■ What you should do
Gather up every line from the entries below that uses the word "Persistent".

■ Input material
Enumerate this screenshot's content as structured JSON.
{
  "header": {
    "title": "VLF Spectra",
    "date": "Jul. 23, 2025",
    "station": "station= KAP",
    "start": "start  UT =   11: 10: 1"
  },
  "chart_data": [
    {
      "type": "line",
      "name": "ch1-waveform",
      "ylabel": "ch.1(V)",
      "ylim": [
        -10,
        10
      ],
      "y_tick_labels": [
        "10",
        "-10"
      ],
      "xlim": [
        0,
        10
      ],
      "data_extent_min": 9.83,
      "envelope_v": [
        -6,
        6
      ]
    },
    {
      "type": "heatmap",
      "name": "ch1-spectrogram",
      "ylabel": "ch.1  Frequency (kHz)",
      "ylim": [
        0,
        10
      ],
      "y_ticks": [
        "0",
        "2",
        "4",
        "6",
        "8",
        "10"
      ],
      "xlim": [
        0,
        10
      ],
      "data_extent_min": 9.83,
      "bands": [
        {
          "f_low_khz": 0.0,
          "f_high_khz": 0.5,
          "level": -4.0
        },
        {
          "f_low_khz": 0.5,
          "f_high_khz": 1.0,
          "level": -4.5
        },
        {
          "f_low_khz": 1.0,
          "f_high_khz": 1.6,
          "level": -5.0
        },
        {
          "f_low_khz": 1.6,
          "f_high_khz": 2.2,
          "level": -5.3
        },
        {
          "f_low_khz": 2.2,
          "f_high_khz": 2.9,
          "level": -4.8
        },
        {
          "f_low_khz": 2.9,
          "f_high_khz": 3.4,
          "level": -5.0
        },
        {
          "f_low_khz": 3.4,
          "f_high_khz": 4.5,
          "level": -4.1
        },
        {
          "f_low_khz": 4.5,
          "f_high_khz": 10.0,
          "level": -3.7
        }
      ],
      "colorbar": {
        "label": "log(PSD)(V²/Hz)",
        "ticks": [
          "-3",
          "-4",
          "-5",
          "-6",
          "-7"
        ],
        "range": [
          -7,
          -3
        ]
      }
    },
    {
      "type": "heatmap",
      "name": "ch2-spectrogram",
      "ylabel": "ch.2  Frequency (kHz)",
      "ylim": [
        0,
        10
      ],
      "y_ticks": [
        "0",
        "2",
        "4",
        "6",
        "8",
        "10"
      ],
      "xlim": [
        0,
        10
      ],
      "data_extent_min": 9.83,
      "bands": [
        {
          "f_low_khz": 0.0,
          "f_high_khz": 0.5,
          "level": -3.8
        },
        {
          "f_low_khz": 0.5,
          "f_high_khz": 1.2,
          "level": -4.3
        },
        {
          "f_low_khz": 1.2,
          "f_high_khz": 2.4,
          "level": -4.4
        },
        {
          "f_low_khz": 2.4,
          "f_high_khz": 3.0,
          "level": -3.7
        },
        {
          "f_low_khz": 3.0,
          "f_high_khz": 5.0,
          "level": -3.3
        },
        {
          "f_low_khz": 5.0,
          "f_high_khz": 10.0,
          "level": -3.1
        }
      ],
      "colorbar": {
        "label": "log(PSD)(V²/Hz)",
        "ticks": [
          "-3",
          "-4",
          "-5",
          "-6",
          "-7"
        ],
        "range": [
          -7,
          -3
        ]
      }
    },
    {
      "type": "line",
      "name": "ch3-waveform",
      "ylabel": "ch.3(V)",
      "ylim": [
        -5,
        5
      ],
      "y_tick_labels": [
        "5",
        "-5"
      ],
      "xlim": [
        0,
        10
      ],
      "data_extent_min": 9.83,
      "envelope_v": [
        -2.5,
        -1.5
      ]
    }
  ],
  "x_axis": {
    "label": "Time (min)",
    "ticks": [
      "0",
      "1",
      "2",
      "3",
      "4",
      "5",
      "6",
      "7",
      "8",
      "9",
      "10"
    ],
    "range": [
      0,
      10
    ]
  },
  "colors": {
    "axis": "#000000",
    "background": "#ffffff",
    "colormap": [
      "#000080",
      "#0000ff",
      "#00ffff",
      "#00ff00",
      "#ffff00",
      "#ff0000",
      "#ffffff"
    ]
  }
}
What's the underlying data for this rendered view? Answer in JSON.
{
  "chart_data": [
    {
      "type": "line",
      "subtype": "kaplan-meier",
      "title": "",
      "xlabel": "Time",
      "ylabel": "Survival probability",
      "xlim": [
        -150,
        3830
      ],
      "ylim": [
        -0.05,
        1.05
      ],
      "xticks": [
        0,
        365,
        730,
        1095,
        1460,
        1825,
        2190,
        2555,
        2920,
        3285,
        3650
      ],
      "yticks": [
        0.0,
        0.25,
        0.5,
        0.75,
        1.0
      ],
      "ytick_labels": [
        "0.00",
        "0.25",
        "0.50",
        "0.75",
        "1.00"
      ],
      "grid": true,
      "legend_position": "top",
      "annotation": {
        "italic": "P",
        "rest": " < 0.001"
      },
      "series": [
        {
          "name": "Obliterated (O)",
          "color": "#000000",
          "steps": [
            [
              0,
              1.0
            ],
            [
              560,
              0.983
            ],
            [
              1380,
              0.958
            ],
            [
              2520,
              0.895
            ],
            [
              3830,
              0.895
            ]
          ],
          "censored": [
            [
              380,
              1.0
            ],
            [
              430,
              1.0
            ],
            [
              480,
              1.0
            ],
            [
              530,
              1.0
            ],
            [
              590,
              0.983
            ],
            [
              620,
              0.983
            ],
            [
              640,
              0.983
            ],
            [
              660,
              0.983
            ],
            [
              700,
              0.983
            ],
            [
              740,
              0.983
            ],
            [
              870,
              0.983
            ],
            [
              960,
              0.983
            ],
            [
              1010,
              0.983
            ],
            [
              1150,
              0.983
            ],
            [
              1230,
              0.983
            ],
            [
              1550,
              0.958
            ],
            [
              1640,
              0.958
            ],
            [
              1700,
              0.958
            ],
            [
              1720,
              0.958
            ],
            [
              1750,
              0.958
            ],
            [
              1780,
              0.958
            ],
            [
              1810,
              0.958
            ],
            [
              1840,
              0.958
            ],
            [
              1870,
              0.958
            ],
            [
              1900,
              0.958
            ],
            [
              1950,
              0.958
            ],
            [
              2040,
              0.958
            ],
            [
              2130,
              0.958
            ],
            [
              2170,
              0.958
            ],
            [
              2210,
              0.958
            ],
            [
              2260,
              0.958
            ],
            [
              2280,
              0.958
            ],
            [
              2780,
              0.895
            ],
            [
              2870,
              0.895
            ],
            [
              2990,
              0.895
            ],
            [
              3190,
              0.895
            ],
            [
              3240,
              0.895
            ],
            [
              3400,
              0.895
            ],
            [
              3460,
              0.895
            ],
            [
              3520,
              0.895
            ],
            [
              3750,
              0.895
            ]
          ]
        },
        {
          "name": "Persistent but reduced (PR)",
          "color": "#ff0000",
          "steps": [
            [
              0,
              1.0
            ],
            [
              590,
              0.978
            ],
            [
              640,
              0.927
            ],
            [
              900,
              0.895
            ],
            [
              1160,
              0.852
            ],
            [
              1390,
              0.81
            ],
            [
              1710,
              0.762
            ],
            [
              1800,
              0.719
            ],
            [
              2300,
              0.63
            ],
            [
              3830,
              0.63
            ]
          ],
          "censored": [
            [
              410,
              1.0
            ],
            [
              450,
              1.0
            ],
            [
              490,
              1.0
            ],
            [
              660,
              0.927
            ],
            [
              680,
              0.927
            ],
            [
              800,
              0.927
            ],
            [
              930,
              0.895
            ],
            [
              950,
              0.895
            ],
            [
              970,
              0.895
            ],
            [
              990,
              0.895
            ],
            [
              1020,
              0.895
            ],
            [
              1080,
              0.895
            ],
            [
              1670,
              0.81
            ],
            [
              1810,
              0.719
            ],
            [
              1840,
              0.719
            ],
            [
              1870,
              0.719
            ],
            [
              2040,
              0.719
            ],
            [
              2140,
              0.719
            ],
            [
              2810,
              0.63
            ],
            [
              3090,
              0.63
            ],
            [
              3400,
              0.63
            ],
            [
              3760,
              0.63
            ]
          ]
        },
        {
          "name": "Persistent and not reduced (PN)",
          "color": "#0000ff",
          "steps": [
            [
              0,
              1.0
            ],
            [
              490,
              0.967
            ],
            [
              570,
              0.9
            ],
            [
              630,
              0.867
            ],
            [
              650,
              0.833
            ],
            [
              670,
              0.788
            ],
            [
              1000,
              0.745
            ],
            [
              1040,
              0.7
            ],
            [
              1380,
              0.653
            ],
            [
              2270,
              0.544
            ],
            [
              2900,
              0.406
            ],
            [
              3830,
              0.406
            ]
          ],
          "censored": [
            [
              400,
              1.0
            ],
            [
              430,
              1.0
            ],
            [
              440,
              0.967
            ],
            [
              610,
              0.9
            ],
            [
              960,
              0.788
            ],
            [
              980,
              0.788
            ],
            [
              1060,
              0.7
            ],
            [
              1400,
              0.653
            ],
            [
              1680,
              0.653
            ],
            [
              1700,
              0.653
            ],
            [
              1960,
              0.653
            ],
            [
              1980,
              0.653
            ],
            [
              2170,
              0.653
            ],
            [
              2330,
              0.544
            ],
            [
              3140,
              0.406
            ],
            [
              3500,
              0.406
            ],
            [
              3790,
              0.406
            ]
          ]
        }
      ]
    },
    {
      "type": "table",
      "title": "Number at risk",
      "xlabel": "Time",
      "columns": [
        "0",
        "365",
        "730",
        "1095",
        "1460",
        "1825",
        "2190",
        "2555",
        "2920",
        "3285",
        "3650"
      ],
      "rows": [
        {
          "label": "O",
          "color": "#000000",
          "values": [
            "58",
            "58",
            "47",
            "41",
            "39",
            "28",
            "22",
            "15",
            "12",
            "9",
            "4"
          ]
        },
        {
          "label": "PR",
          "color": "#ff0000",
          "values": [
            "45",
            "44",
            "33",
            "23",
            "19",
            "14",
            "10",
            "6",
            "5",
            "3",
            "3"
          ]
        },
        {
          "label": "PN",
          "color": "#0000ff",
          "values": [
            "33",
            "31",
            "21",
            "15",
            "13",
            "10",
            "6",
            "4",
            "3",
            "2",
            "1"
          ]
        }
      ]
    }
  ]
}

■ Answer to this task
          "name": "Persistent but reduced (PR)",
          "name": "Persistent and not reduced (PN)",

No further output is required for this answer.